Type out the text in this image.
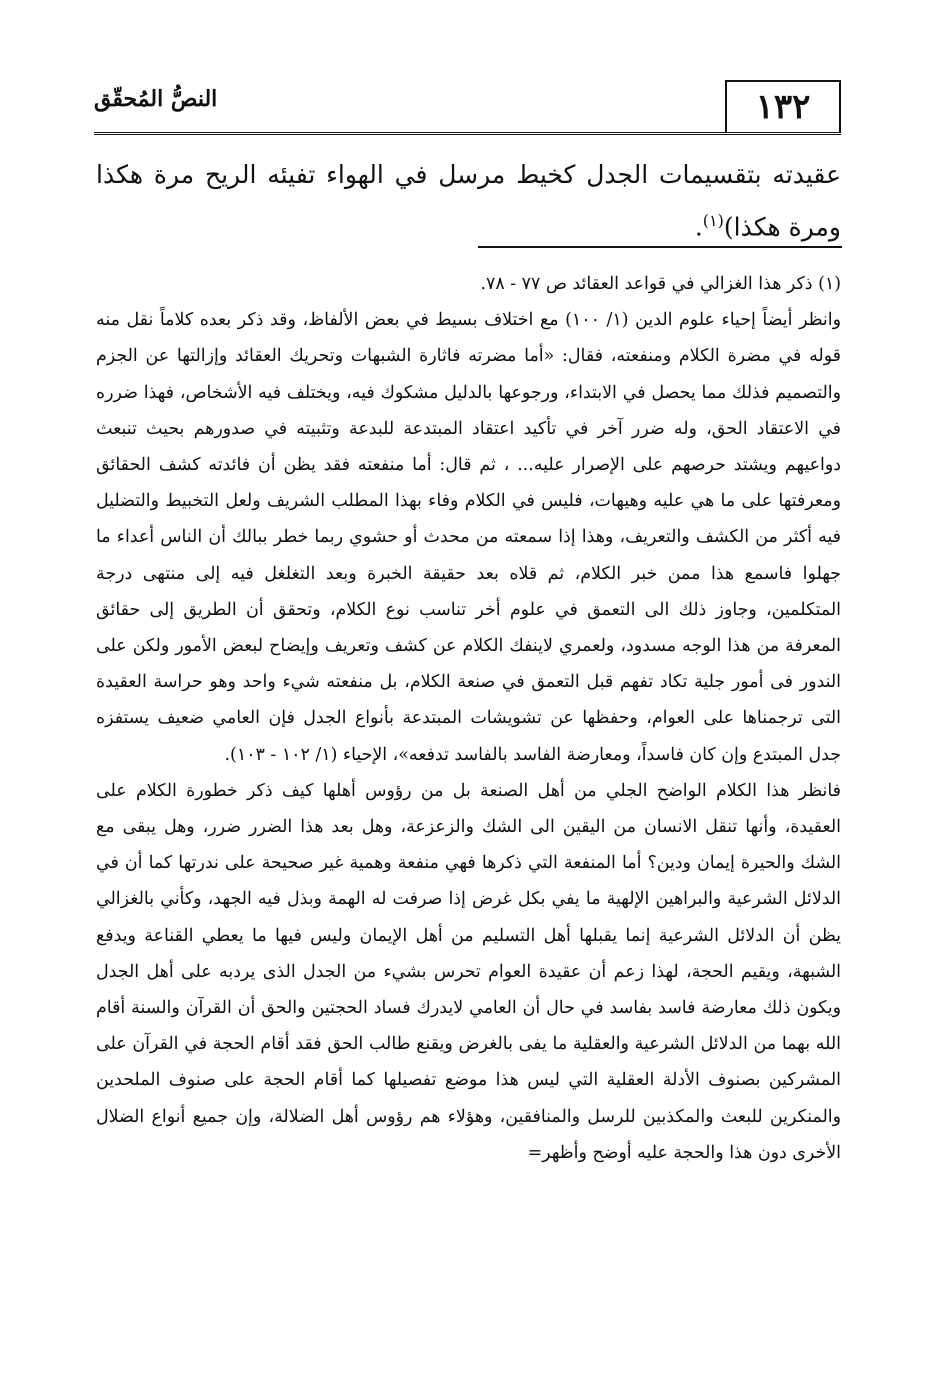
١٣٢
النصُّ المُحقّق

عقيدته بتقسيمات الجدل كخيط مرسل في الهواء تفيئه الريح مرة هكذا ومرة هكذا)$^{(١)}$.

(١) ذكر هذا الغزالي في قواعد العقائد ص ٧٧ - ٧٨.

وانظر أيضاً إحياء علوم الدين (١/ ١٠٠) مع اختلاف بسيط في بعض الألفاظ، وقد ذكر بعده كلاماً نقل منه قوله في مضرة الكلام ومنفعته، فقال: «أما مضرته فاثارة الشبهات وتحريك العقائد وإزالتها عن الجزم والتصميم فذلك مما يحصل في الابتداء، ورجوعها بالدليل مشكوك فيه، ويختلف فيه الأشخاص، فهذا ضرره في الاعتقاد الحق، وله ضرر آخر في تأكيد اعتقاد المبتدعة للبدعة وتثبيته في صدورهم بحيث تنبعث دواعيهم ويشتد حرصهم على الإصرار عليه... ، ثم قال: أما منفعته فقد يظن أن فائدته كشف الحقائق ومعرفتها على ما هي عليه وهيهات، فليس في الكلام وفاء بهذا المطلب الشريف ولعل التخبيط والتضليل فيه أكثر من الكشف والتعريف، وهذا إذا سمعته من محدث أو حشوي ربما خطر ببالك أن الناس أعداء ما جهلوا فاسمع هذا ممن خبر الكلام، ثم قلاه بعد حقيقة الخبرة وبعد التغلغل فيه إلى منتهى درجة المتكلمين، وجاوز ذلك الى التعمق في علوم أخر تناسب نوع الكلام، وتحقق أن الطريق إلى حقائق المعرفة من هذا الوجه مسدود، ولعمري لاينفك الكلام عن كشف وتعريف وإيضاح لبعض الأمور ولكن على الندور فى أمور جلية تكاد تفهم قبل التعمق في صنعة الكلام، بل منفعته شيء واحد وهو حراسة العقيدة التى ترجمناها على العوام، وحفظها عن تشويشات المبتدعة بأنواع الجدل فإن العامي ضعيف يستفزه جدل المبتدع وإن كان فاسداً، ومعارضة الفاسد بالفاسد تدفعه»، الإحياء (١/ ١٠٢ - ١٠٣).

فانظر هذا الكلام الواضح الجلي من أهل الصنعة بل من رؤوس أهلها كيف ذكر خطورة الكلام على العقيدة، وأنها تنقل الانسان من اليقين الى الشك والزعزعة، وهل بعد هذا الضرر ضرر، وهل يبقى مع الشك والحيرة إيمان ودين؟ أما المنفعة التي ذكرها فهي منفعة وهمية غير صحيحة على ندرتها كما أن في الدلائل الشرعية والبراهين الإلهية ما يفي بكل غرض إذا صرفت له الهمة وبذل فيه الجهد، وكأني بالغزالي يظن أن الدلائل الشرعية إنما يقبلها أهل التسليم من أهل الإيمان وليس فيها ما يعطي القناعة ويدفع الشبهة، ويقيم الحجة، لهذا زعم أن عقيدة العوام تحرس بشيء من الجدل الذى يردبه على أهل الجدل ويكون ذلك معارضة فاسد بفاسد في حال أن العامي لايدرك فساد الحجتين والحق أن القرآن والسنة أقام الله بهما من الدلائل الشرعية والعقلية ما يفى بالغرض ويقنع طالب الحق فقد أقام الحجة في القرآن على المشركين بصنوف الأدلة العقلية التي ليس هذا موضع تفصيلها كما أقام الحجة على صنوف الملحدين والمنكرين للبعث والمكذبين للرسل والمنافقين، وهؤلاء هم رؤوس أهل الضلالة، وإن جميع أنواع الضلال الأخرى دون هذا والحجة عليه أوضح وأظهر=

What you have to do: Without including any pictures, reproduce the listing exactly.

Answer to this problem:
Type out the text in this image.
١٣٢
النصُّ المُحقّق

عقيدته بتقسيمات الجدل كخيط مرسل في الهواء تفيئه الريح مرة هكذا ومرة هكذا)$^{(١)}$.

(١) ذكر هذا الغزالي في قواعد العقائد ص ٧٧ - ٧٨.

وانظر أيضاً إحياء علوم الدين (١/ ١٠٠) مع اختلاف بسيط في بعض الألفاظ، وقد ذكر بعده كلاماً نقل منه قوله في مضرة الكلام ومنفعته، فقال: «أما مضرته فاثارة الشبهات وتحريك العقائد وإزالتها عن الجزم والتصميم فذلك مما يحصل في الابتداء، ورجوعها بالدليل مشكوك فيه، ويختلف فيه الأشخاص، فهذا ضرره في الاعتقاد الحق، وله ضرر آخر في تأكيد اعتقاد المبتدعة للبدعة وتثبيته في صدورهم بحيث تنبعث دواعيهم ويشتد حرصهم على الإصرار عليه... ، ثم قال: أما منفعته فقد يظن أن فائدته كشف الحقائق ومعرفتها على ما هي عليه وهيهات، فليس في الكلام وفاء بهذا المطلب الشريف ولعل التخبيط والتضليل فيه أكثر من الكشف والتعريف، وهذا إذا سمعته من محدث أو حشوي ربما خطر ببالك أن الناس أعداء ما جهلوا فاسمع هذا ممن خبر الكلام، ثم قلاه بعد حقيقة الخبرة وبعد التغلغل فيه إلى منتهى درجة المتكلمين، وجاوز ذلك الى التعمق في علوم أخر تناسب نوع الكلام، وتحقق أن الطريق إلى حقائق المعرفة من هذا الوجه مسدود، ولعمري لاينفك الكلام عن كشف وتعريف وإيضاح لبعض الأمور ولكن على الندور فى أمور جلية تكاد تفهم قبل التعمق في صنعة الكلام، بل منفعته شيء واحد وهو حراسة العقيدة التى ترجمناها على العوام، وحفظها عن تشويشات المبتدعة بأنواع الجدل فإن العامي ضعيف يستفزه جدل المبتدع وإن كان فاسداً، ومعارضة الفاسد بالفاسد تدفعه»، الإحياء (١/ ١٠٢ - ١٠٣).

فانظر هذا الكلام الواضح الجلي من أهل الصنعة بل من رؤوس أهلها كيف ذكر خطورة الكلام على العقيدة، وأنها تنقل الانسان من اليقين الى الشك والزعزعة، وهل بعد هذا الضرر ضرر، وهل يبقى مع الشك والحيرة إيمان ودين؟ أما المنفعة التي ذكرها فهي منفعة وهمية غير صحيحة على ندرتها كما أن في الدلائل الشرعية والبراهين الإلهية ما يفي بكل غرض إذا صرفت له الهمة وبذل فيه الجهد، وكأني بالغزالي يظن أن الدلائل الشرعية إنما يقبلها أهل التسليم من أهل الإيمان وليس فيها ما يعطي القناعة ويدفع الشبهة، ويقيم الحجة، لهذا زعم أن عقيدة العوام تحرس بشيء من الجدل الذى يردبه على أهل الجدل ويكون ذلك معارضة فاسد بفاسد في حال أن العامي لايدرك فساد الحجتين والحق أن القرآن والسنة أقام الله بهما من الدلائل الشرعية والعقلية ما يفى بالغرض ويقنع طالب الحق فقد أقام الحجة في القرآن على المشركين بصنوف الأدلة العقلية التي ليس هذا موضع تفصيلها كما أقام الحجة على صنوف الملحدين والمنكرين للبعث والمكذبين للرسل والمنافقين، وهؤلاء هم رؤوس أهل الضلالة، وإن جميع أنواع الضلال الأخرى دون هذا والحجة عليه أوضح وأظهر=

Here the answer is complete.